- _YOUR TASK_: Copy out every line of the items below word for word, leaving out the pictures.

□ □ □ □ □

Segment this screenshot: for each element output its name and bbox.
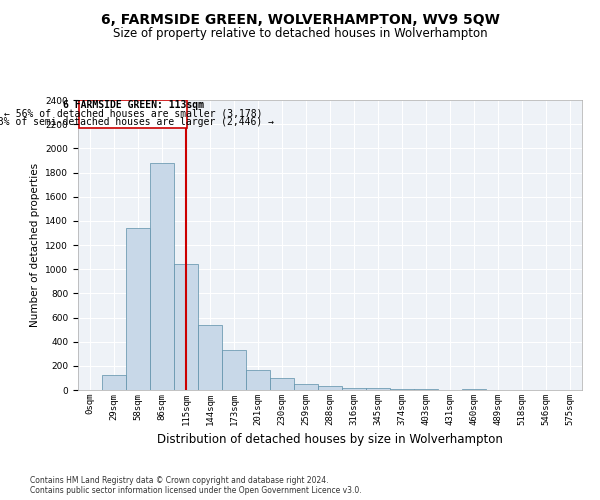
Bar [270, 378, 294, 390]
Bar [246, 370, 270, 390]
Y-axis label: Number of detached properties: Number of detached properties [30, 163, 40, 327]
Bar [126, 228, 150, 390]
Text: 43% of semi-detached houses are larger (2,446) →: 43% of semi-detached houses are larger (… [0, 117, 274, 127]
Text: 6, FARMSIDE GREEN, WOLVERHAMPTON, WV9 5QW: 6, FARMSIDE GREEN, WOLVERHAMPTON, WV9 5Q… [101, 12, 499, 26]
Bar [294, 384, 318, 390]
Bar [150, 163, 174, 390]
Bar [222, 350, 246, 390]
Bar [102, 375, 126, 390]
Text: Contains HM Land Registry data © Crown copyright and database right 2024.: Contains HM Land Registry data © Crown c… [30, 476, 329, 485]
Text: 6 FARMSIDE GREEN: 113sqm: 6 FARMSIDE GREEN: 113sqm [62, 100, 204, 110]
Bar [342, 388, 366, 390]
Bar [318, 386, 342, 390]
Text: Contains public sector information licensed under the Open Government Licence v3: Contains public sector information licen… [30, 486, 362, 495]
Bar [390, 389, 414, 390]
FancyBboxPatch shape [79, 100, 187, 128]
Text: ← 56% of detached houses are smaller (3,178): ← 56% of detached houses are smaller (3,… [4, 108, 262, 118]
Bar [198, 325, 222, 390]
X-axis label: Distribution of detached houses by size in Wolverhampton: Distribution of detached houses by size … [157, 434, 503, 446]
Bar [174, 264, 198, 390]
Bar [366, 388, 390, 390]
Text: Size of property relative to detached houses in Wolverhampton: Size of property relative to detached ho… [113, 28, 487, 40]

□ □ □ □ □

- _SOLVED PROBLEM_:
Segment this screenshot: for each element output its name and bbox.
Bar [270, 378, 294, 390]
Bar [246, 370, 270, 390]
Y-axis label: Number of detached properties: Number of detached properties [30, 163, 40, 327]
Bar [126, 228, 150, 390]
Text: 43% of semi-detached houses are larger (2,446) →: 43% of semi-detached houses are larger (… [0, 117, 274, 127]
Text: 6, FARMSIDE GREEN, WOLVERHAMPTON, WV9 5QW: 6, FARMSIDE GREEN, WOLVERHAMPTON, WV9 5Q… [101, 12, 499, 26]
Bar [294, 384, 318, 390]
Bar [150, 163, 174, 390]
Bar [222, 350, 246, 390]
Bar [102, 375, 126, 390]
Text: Contains HM Land Registry data © Crown copyright and database right 2024.: Contains HM Land Registry data © Crown c… [30, 476, 329, 485]
Text: 6 FARMSIDE GREEN: 113sqm: 6 FARMSIDE GREEN: 113sqm [62, 100, 204, 110]
Bar [342, 388, 366, 390]
Bar [318, 386, 342, 390]
Text: Contains public sector information licensed under the Open Government Licence v3: Contains public sector information licen… [30, 486, 362, 495]
Bar [390, 389, 414, 390]
FancyBboxPatch shape [79, 100, 187, 128]
Text: ← 56% of detached houses are smaller (3,178): ← 56% of detached houses are smaller (3,… [4, 108, 262, 118]
Bar [198, 325, 222, 390]
X-axis label: Distribution of detached houses by size in Wolverhampton: Distribution of detached houses by size … [157, 434, 503, 446]
Bar [174, 264, 198, 390]
Bar [366, 388, 390, 390]
Text: Size of property relative to detached houses in Wolverhampton: Size of property relative to detached ho… [113, 28, 487, 40]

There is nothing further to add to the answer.